Show all lines that include the string "WHOI"; copy each one.

----------------

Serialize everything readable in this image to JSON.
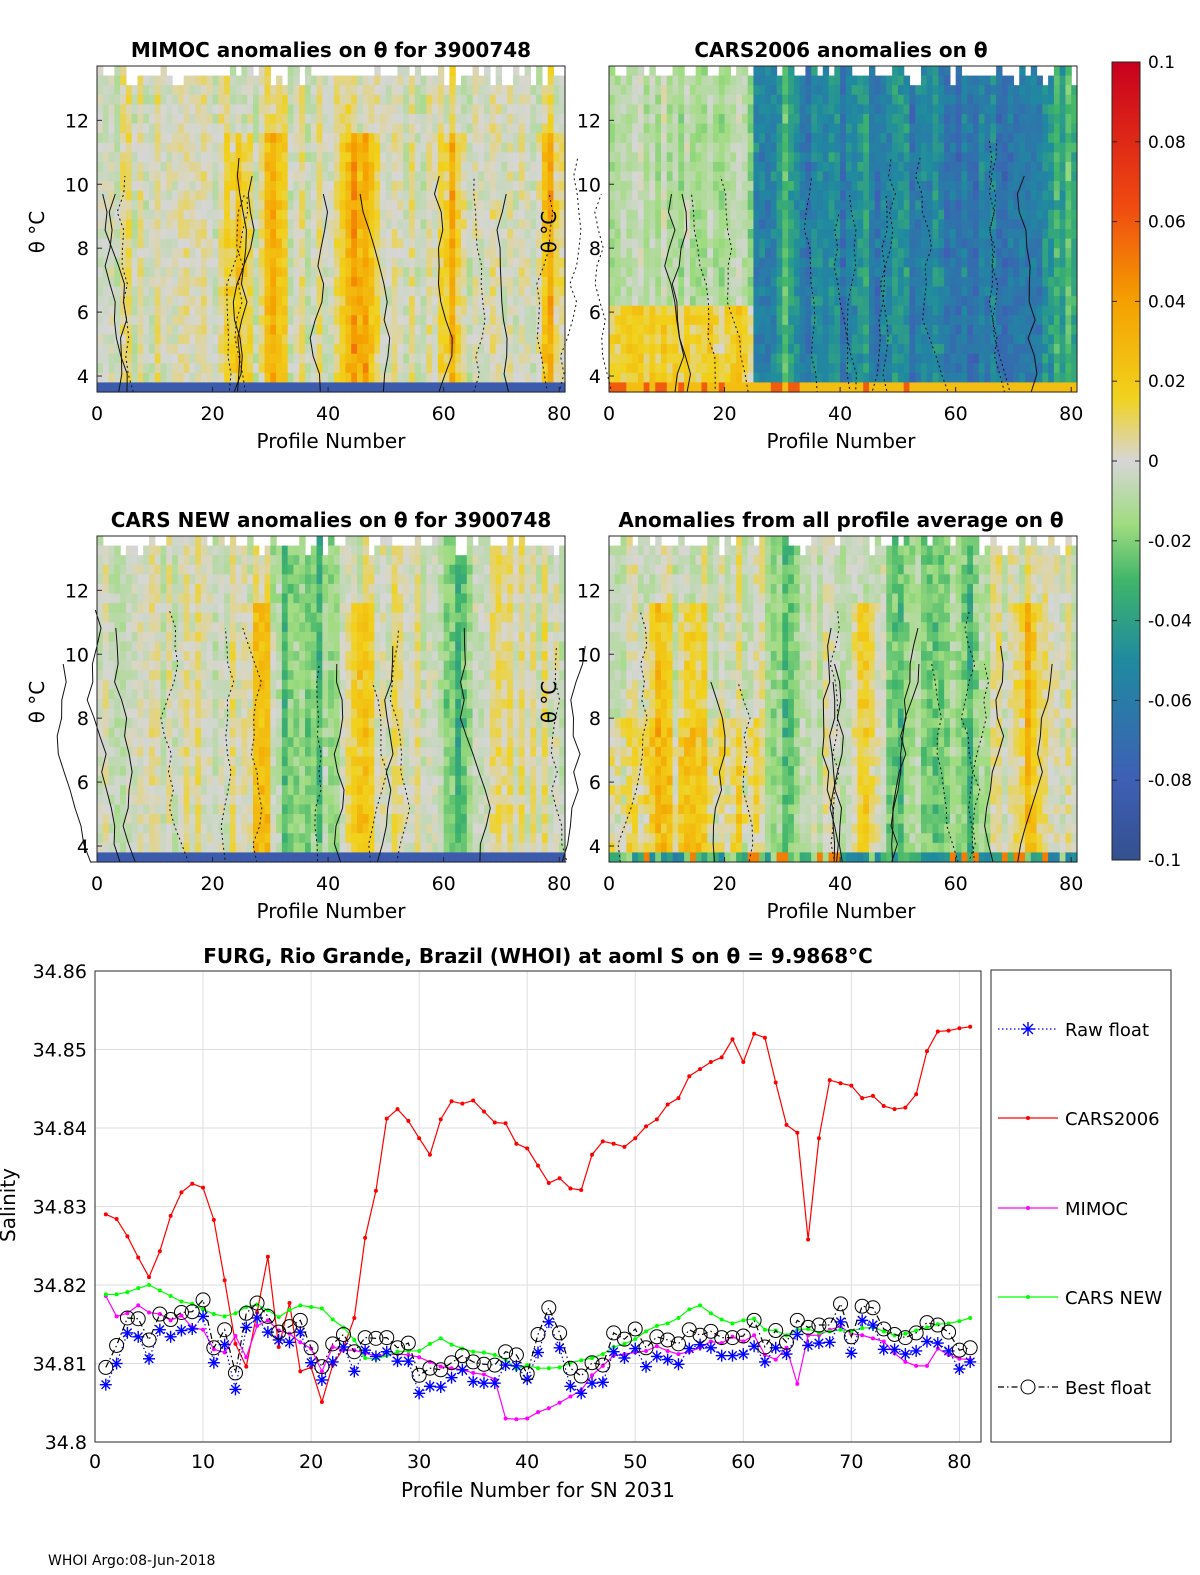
{
  "footer": "WHOI Argo:08-Jun-2018",
  "colorbar": {
    "ticks": [
      "0.1",
      "0.08",
      "0.06",
      "0.04",
      "0.02",
      "0",
      "-0.02",
      "-0.04",
      "-0.06",
      "-0.08",
      "-0.1"
    ],
    "range": [
      -0.1,
      0.1
    ],
    "colors": [
      "#c8001e",
      "#f04a10",
      "#f5a000",
      "#f1d21c",
      "#d6d6d6",
      "#9fdc7f",
      "#3fb56a",
      "#1f8aa0",
      "#3e5fb5",
      "#34508f"
    ]
  },
  "chart_data": [
    {
      "type": "heatmap",
      "title": "MIMOC anomalies on θ  for 3900748",
      "xlabel": "Profile Number",
      "ylabel": "θ °C",
      "xlim": [
        0,
        81
      ],
      "ylim": [
        3.5,
        13.7
      ],
      "xticks": [
        "0",
        "20",
        "40",
        "60",
        "80"
      ],
      "yticks": [
        "4",
        "6",
        "8",
        "10",
        "12"
      ],
      "seed": 11,
      "bias": 0.1,
      "green_cols": [],
      "yellow_cols": [
        24,
        30,
        44,
        46,
        61,
        78
      ],
      "bottom_band": "blue"
    },
    {
      "type": "heatmap",
      "title": "CARS2006 anomalies on θ",
      "xlabel": "Profile Number",
      "ylabel": "θ °C",
      "xlim": [
        0,
        81
      ],
      "ylim": [
        3.5,
        13.7
      ],
      "xticks": [
        "0",
        "20",
        "40",
        "60",
        "80"
      ],
      "yticks": [
        "4",
        "6",
        "8",
        "10",
        "12"
      ],
      "seed": 23,
      "bias": -0.4,
      "green_cols": [
        26,
        34,
        40,
        46,
        52,
        58,
        62,
        66,
        70,
        74
      ],
      "yellow_cols": [],
      "bottom_band": "yellow"
    },
    {
      "type": "heatmap",
      "title": "CARS NEW anomalies on θ for 3900748",
      "xlabel": "Profile Number",
      "ylabel": "θ °C",
      "xlim": [
        0,
        81
      ],
      "ylim": [
        3.5,
        13.7
      ],
      "xticks": [
        "0",
        "20",
        "40",
        "60",
        "80"
      ],
      "yticks": [
        "4",
        "6",
        "8",
        "10",
        "12"
      ],
      "seed": 37,
      "bias": 0.05,
      "green_cols": [
        33,
        38,
        62
      ],
      "yellow_cols": [
        28,
        45
      ],
      "bottom_band": "blue"
    },
    {
      "type": "heatmap",
      "title": "Anomalies from all profile average on θ",
      "xlabel": "Profile Number",
      "ylabel": "θ °C",
      "xlim": [
        0,
        81
      ],
      "ylim": [
        3.5,
        13.7
      ],
      "xticks": [
        "0",
        "20",
        "40",
        "60",
        "80"
      ],
      "yticks": [
        "4",
        "6",
        "8",
        "10",
        "12"
      ],
      "seed": 53,
      "bias": 0.0,
      "green_cols": [
        30,
        50,
        56,
        62
      ],
      "yellow_cols": [
        8,
        14,
        44,
        72
      ],
      "bottom_band": "mixed"
    },
    {
      "type": "line",
      "title": "FURG, Rio Grande, Brazil (WHOI) at aoml S on θ = 9.9868°C",
      "xlabel": "Profile Number for SN 2031",
      "ylabel": "Salinity",
      "xlim": [
        0,
        82
      ],
      "ylim": [
        34.8,
        34.86
      ],
      "xticks": [
        "0",
        "10",
        "20",
        "30",
        "40",
        "50",
        "60",
        "70",
        "80"
      ],
      "yticks": [
        "34.8",
        "34.81",
        "34.82",
        "34.83",
        "34.84",
        "34.85",
        "34.86"
      ],
      "x": [
        1,
        2,
        3,
        4,
        5,
        6,
        7,
        8,
        9,
        10,
        11,
        12,
        13,
        14,
        15,
        16,
        17,
        18,
        19,
        20,
        21,
        22,
        23,
        24,
        25,
        26,
        27,
        28,
        29,
        30,
        31,
        32,
        33,
        34,
        35,
        36,
        37,
        38,
        39,
        40,
        41,
        42,
        43,
        44,
        45,
        46,
        47,
        48,
        49,
        50,
        51,
        52,
        53,
        54,
        55,
        56,
        57,
        58,
        59,
        60,
        61,
        62,
        63,
        64,
        65,
        66,
        67,
        68,
        69,
        70,
        71,
        72,
        73,
        74,
        75,
        76,
        77,
        78,
        79,
        80,
        81
      ],
      "series": [
        {
          "name": "Raw float",
          "color": "#0000ff",
          "marker": "star",
          "style": "dotted",
          "values": [
            34.8073,
            34.81,
            34.8139,
            34.8134,
            34.8106,
            34.8143,
            34.8134,
            34.8142,
            34.8144,
            34.816,
            34.8101,
            34.8124,
            34.8067,
            34.8146,
            34.8158,
            34.814,
            34.813,
            34.8127,
            34.814,
            34.8101,
            34.8079,
            34.8102,
            34.8121,
            34.809,
            34.8117,
            34.8109,
            34.8115,
            34.8103,
            34.8103,
            34.8062,
            34.8071,
            34.807,
            34.8082,
            34.8092,
            34.8077,
            34.8075,
            34.8075,
            34.8098,
            34.8097,
            34.808,
            34.8114,
            34.8153,
            34.812,
            34.8071,
            34.8062,
            34.8075,
            34.8076,
            34.8115,
            34.8107,
            34.8119,
            34.8096,
            34.8109,
            34.8105,
            34.8099,
            34.8119,
            34.8124,
            34.812,
            34.811,
            34.811,
            34.8112,
            34.8122,
            34.8102,
            34.812,
            34.8112,
            34.8137,
            34.8123,
            34.8126,
            34.8127,
            34.8153,
            34.8113,
            34.8155,
            34.8149,
            34.8118,
            34.8118,
            34.8112,
            34.8116,
            34.8128,
            34.8126,
            34.8116,
            34.8093,
            34.8102
          ]
        },
        {
          "name": "CARS2006",
          "color": "#ff0000",
          "marker": "dot",
          "style": "solid",
          "values": [
            34.829,
            34.8284,
            34.8262,
            34.8235,
            34.821,
            34.8243,
            34.8288,
            34.8318,
            34.8329,
            34.8324,
            34.8283,
            34.8206,
            34.8125,
            34.8096,
            34.8165,
            34.8236,
            34.8121,
            34.8177,
            34.809,
            34.8095,
            34.8051,
            34.8098,
            34.812,
            34.8158,
            34.826,
            34.832,
            34.8412,
            34.8424,
            34.8409,
            34.8387,
            34.8366,
            34.8411,
            34.8434,
            34.8431,
            34.8435,
            34.8421,
            34.8407,
            34.8406,
            34.838,
            34.8374,
            34.8352,
            34.833,
            34.8336,
            34.8323,
            34.8321,
            34.8366,
            34.8383,
            34.838,
            34.8376,
            34.8387,
            34.8402,
            34.8411,
            34.843,
            34.8438,
            34.8466,
            34.8475,
            34.8484,
            34.849,
            34.8513,
            34.8484,
            34.852,
            34.8515,
            34.8458,
            34.8404,
            34.8394,
            34.8258,
            34.8387,
            34.8461,
            34.8457,
            34.8454,
            34.8438,
            34.8441,
            34.8428,
            34.8424,
            34.8426,
            34.8443,
            34.8498,
            34.8523,
            34.8524,
            34.8527,
            34.8529
          ]
        },
        {
          "name": "MIMOC",
          "color": "#ff00ff",
          "marker": "dot",
          "style": "solid",
          "values": [
            34.8186,
            34.816,
            34.8164,
            34.8174,
            34.8165,
            34.8163,
            34.8155,
            34.8161,
            34.8146,
            34.8143,
            34.8118,
            34.8114,
            34.8135,
            34.8108,
            34.8148,
            34.8155,
            34.8142,
            34.8138,
            34.8127,
            34.8119,
            34.809,
            34.8121,
            34.8117,
            34.8117,
            34.8113,
            34.811,
            34.8111,
            34.8112,
            34.8111,
            34.8108,
            34.8102,
            34.8096,
            34.8094,
            34.8092,
            34.8088,
            34.8086,
            34.808,
            34.803,
            34.8029,
            34.803,
            34.8038,
            34.8043,
            34.805,
            34.8058,
            34.8066,
            34.8085,
            34.8097,
            34.811,
            34.8112,
            34.8114,
            34.8116,
            34.8122,
            34.8116,
            34.8112,
            34.8115,
            34.812,
            34.8128,
            34.8126,
            34.8134,
            34.8128,
            34.8136,
            34.8111,
            34.8105,
            34.812,
            34.8074,
            34.8136,
            34.8136,
            34.8143,
            34.8147,
            34.8138,
            34.8136,
            34.8132,
            34.8128,
            34.8113,
            34.8102,
            34.8097,
            34.8097,
            34.8119,
            34.8111,
            34.8106,
            34.8105
          ]
        },
        {
          "name": "CARS NEW",
          "color": "#00ff00",
          "marker": "dot",
          "style": "solid",
          "values": [
            34.8188,
            34.8188,
            34.8191,
            34.8196,
            34.82,
            34.8193,
            34.8186,
            34.8179,
            34.8176,
            34.8169,
            34.8163,
            34.816,
            34.8164,
            34.8172,
            34.8175,
            34.8168,
            34.8159,
            34.8168,
            34.8174,
            34.8172,
            34.817,
            34.8156,
            34.8146,
            34.813,
            34.8107,
            34.8106,
            34.811,
            34.8115,
            34.8116,
            34.8116,
            34.8125,
            34.8132,
            34.8124,
            34.8119,
            34.8115,
            34.8114,
            34.8111,
            34.8105,
            34.8093,
            34.8098,
            34.8094,
            34.8094,
            34.8095,
            34.8101,
            34.8104,
            34.8107,
            34.8112,
            34.8121,
            34.8125,
            34.8131,
            34.8141,
            34.8148,
            34.8151,
            34.8158,
            34.8169,
            34.8174,
            34.8164,
            34.8156,
            34.8151,
            34.8155,
            34.8157,
            34.8143,
            34.8142,
            34.8136,
            34.8143,
            34.8144,
            34.8139,
            34.8141,
            34.8143,
            34.8141,
            34.8145,
            34.8146,
            34.8141,
            34.8136,
            34.8138,
            34.8142,
            34.8146,
            34.815,
            34.8151,
            34.8154,
            34.8158
          ]
        },
        {
          "name": "Best float",
          "color": "#000000",
          "marker": "circle",
          "style": "dashdot",
          "values": [
            34.8095,
            34.8123,
            34.8158,
            34.8157,
            34.813,
            34.8163,
            34.8156,
            34.8165,
            34.8166,
            34.8181,
            34.812,
            34.8143,
            34.8088,
            34.8164,
            34.8177,
            34.816,
            34.814,
            34.8147,
            34.8155,
            34.812,
            34.8096,
            34.8125,
            34.8137,
            34.8115,
            34.8133,
            34.8132,
            34.8133,
            34.812,
            34.8126,
            34.8085,
            34.8094,
            34.8092,
            34.8101,
            34.811,
            34.8102,
            34.8099,
            34.8098,
            34.8115,
            34.8111,
            34.8087,
            34.8137,
            34.8171,
            34.8139,
            34.8094,
            34.8084,
            34.8101,
            34.8098,
            34.8139,
            34.8131,
            34.8144,
            34.812,
            34.8134,
            34.813,
            34.8125,
            34.8143,
            34.8136,
            34.8141,
            34.8133,
            34.8133,
            34.8135,
            34.8155,
            34.8121,
            34.8142,
            34.8127,
            34.8155,
            34.8146,
            34.8149,
            34.8149,
            34.8176,
            34.8134,
            34.8173,
            34.8171,
            34.8144,
            34.8137,
            34.8133,
            34.8139,
            34.8152,
            34.8149,
            34.814,
            34.8117,
            34.812
          ]
        }
      ]
    }
  ]
}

----------------

*Problem solution*:
  "footer": "WHOI Argo:08-Jun-2018",
      "title": "FURG, Rio Grande, Brazil (WHOI) at aoml S on θ = 9.9868°C",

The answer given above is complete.